Rewrite the records below, replacing every "category-label" with "year-label" and leaving everything else unchanged. Omit the pictures from your answer.
##########
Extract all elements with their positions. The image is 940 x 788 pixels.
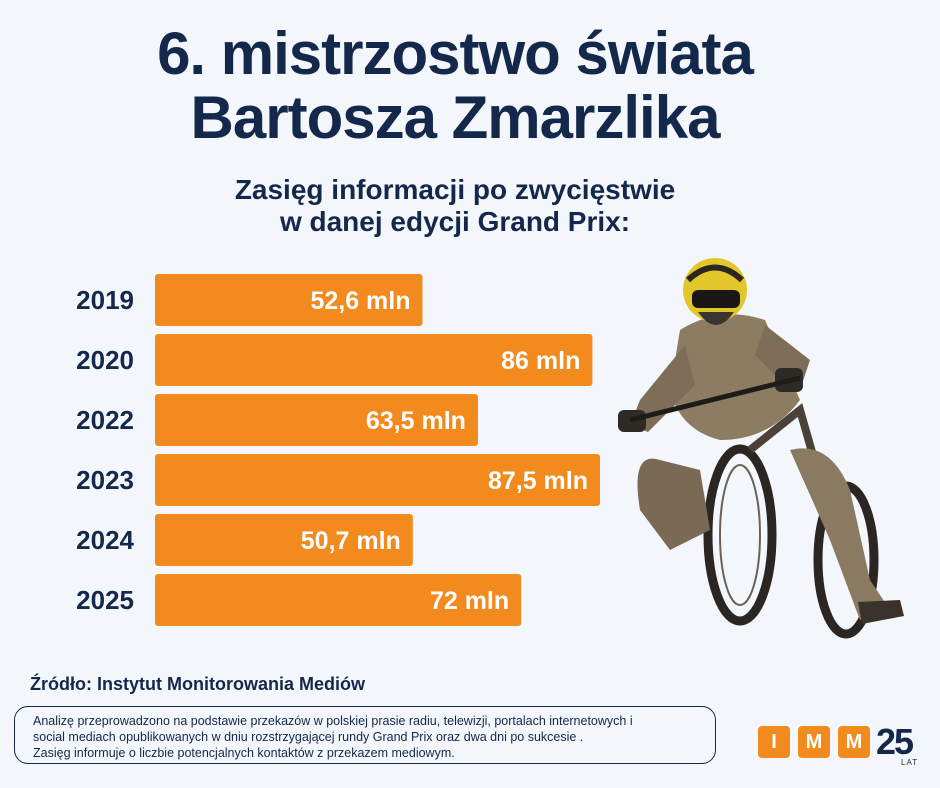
bar-chart: 2019 52,6 mln 2020 86 mln 2022 63,5 mln 2023 87… <box>76 274 600 626</box>
value-label-2019: 52,6 mln <box>310 287 410 315</box>
logo-letter-i: I <box>758 726 790 758</box>
source-label: Źródło: Instytut Monitorowania Mediów <box>30 674 365 694</box>
bar-2019 <box>155 274 423 326</box>
bar-2025 <box>155 574 522 626</box>
category-label-2025: 2025 <box>76 585 134 615</box>
note-line-2: social mediach opublikowanych w dniu roz… <box>33 730 584 744</box>
subtitle-line-2: w danej edycji Grand Prix: <box>279 206 631 237</box>
bar-2024 <box>155 514 413 566</box>
value-label-2025: 72 mln <box>430 587 509 615</box>
value-label-2020: 86 mln <box>501 347 580 375</box>
title-line-1: 6. mistrzostwo świata <box>157 20 754 87</box>
bar-2023 <box>155 454 600 506</box>
page-title: 6. mistrzostwo świata Bartosza Zmarzlika <box>0 22 910 150</box>
note-line-1: Analizę przeprowadzono na podstawie prze… <box>33 714 633 728</box>
rider-illustration <box>618 258 904 639</box>
category-label-2023: 2023 <box>76 465 134 495</box>
chart-subtitle: Zasięg informacji po zwycięstwie w danej… <box>0 174 910 238</box>
value-label-2022: 63,5 mln <box>366 407 466 435</box>
category-label-2024: 2024 <box>76 525 134 555</box>
category-label-2019: 2019 <box>76 285 134 315</box>
logo-letter-m2: M <box>838 726 870 758</box>
value-label-2024: 50,7 mln <box>301 527 401 555</box>
bar-2020 <box>155 334 593 386</box>
subtitle-line-1: Zasięg informacji po zwycięstwie <box>234 174 676 205</box>
category-label-2020: 2020 <box>76 345 134 375</box>
value-label-2023: 87,5 mln <box>488 467 588 495</box>
note-line-3: Zasięg informuje o liczbie potencjalnych… <box>33 746 455 760</box>
category-label-2022: 2022 <box>76 405 134 435</box>
logo-letter-m1: M <box>798 726 830 758</box>
title-line-2: Bartosza Zmarzlika <box>190 84 721 151</box>
logo-anniversary-word: LAT <box>901 758 919 767</box>
logo-anniversary-number: 25 <box>876 721 914 762</box>
bar-2022 <box>155 394 478 446</box>
methodology-note: Analizę przeprowadzono na podstawie prze… <box>14 706 716 764</box>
##########
● **EXERCISE OUTPUT**
Extract all elements with their positions. The image is 940 x 788 pixels.
bar-chart: 2019 52,6 mln 2020 86 mln 2022 63,5 mln 2023 87… <box>76 274 600 626</box>
value-label-2019: 52,6 mln <box>310 287 410 315</box>
logo-letter-i: I <box>758 726 790 758</box>
source-label: Źródło: Instytut Monitorowania Mediów <box>30 674 365 694</box>
bar-2019 <box>155 274 423 326</box>
bar-2025 <box>155 574 522 626</box>
year-label-2025: 2025 <box>76 585 134 615</box>
note-line-2: social mediach opublikowanych w dniu roz… <box>33 730 584 744</box>
subtitle-line-2: w danej edycji Grand Prix: <box>279 206 631 237</box>
bar-2024 <box>155 514 413 566</box>
value-label-2025: 72 mln <box>430 587 509 615</box>
value-label-2020: 86 mln <box>501 347 580 375</box>
title-line-1: 6. mistrzostwo świata <box>157 20 754 87</box>
bar-2023 <box>155 454 600 506</box>
page-title: 6. mistrzostwo świata Bartosza Zmarzlika <box>0 22 910 150</box>
note-line-1: Analizę przeprowadzono na podstawie prze… <box>33 714 633 728</box>
rider-illustration <box>618 258 904 639</box>
year-label-2023: 2023 <box>76 465 134 495</box>
chart-subtitle: Zasięg informacji po zwycięstwie w danej… <box>0 174 910 238</box>
value-label-2022: 63,5 mln <box>366 407 466 435</box>
year-label-2024: 2024 <box>76 525 134 555</box>
year-label-2019: 2019 <box>76 285 134 315</box>
logo-letter-m2: M <box>838 726 870 758</box>
value-label-2024: 50,7 mln <box>301 527 401 555</box>
bar-2020 <box>155 334 593 386</box>
subtitle-line-1: Zasięg informacji po zwycięstwie <box>234 174 676 205</box>
year-label-2020: 2020 <box>76 345 134 375</box>
value-label-2023: 87,5 mln <box>488 467 588 495</box>
note-line-3: Zasięg informuje o liczbie potencjalnych… <box>33 746 455 760</box>
year-label-2022: 2022 <box>76 405 134 435</box>
logo-letter-m1: M <box>798 726 830 758</box>
title-line-2: Bartosza Zmarzlika <box>190 84 721 151</box>
logo-anniversary-word: LAT <box>901 758 919 767</box>
logo-anniversary-number: 25 <box>876 721 914 762</box>
bar-2022 <box>155 394 478 446</box>
methodology-note: Analizę przeprowadzono na podstawie prze… <box>14 706 716 764</box>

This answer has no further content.